• **Task prompt**:
Quote all lines below exactly. Images stay out.

[Dataset records]

---+---

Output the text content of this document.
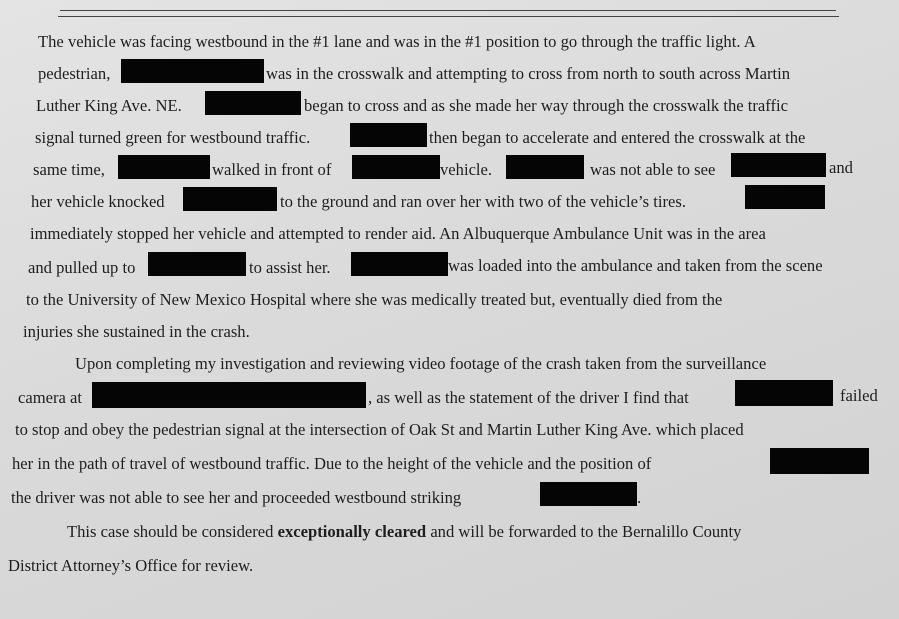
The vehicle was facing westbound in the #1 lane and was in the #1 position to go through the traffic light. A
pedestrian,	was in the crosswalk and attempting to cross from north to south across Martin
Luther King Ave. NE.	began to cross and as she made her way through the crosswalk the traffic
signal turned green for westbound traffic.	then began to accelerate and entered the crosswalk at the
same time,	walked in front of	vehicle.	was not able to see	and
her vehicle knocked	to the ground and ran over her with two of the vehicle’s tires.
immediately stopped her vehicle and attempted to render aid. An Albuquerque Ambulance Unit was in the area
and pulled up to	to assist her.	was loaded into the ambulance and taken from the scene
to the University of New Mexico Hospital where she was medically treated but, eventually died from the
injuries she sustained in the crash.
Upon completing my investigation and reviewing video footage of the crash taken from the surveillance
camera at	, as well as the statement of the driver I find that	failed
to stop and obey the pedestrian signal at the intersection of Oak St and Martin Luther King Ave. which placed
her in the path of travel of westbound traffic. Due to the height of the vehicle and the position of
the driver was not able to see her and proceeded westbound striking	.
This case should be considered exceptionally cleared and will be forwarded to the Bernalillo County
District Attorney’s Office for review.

---+---

• **Complete output**:
Output the text content of this document.
The vehicle was facing westbound in the #1 lane and was in the #1 position to go through the traffic light. A
pedestrian,	was in the crosswalk and attempting to cross from north to south across Martin
Luther King Ave. NE.	began to cross and as she made her way through the crosswalk the traffic
signal turned green for westbound traffic.	then began to accelerate and entered the crosswalk at the
same time,	walked in front of	vehicle.	was not able to see	and
her vehicle knocked	to the ground and ran over her with two of the vehicle’s tires.
immediately stopped her vehicle and attempted to render aid. An Albuquerque Ambulance Unit was in the area
and pulled up to	to assist her.	was loaded into the ambulance and taken from the scene
to the University of New Mexico Hospital where she was medically treated but, eventually died from the
injuries she sustained in the crash.
Upon completing my investigation and reviewing video footage of the crash taken from the surveillance
camera at	, as well as the statement of the driver I find that	failed
to stop and obey the pedestrian signal at the intersection of Oak St and Martin Luther King Ave. which placed
her in the path of travel of westbound traffic. Due to the height of the vehicle and the position of
the driver was not able to see her and proceeded westbound striking	.
This case should be considered exceptionally cleared and will be forwarded to the Bernalillo County
District Attorney’s Office for review.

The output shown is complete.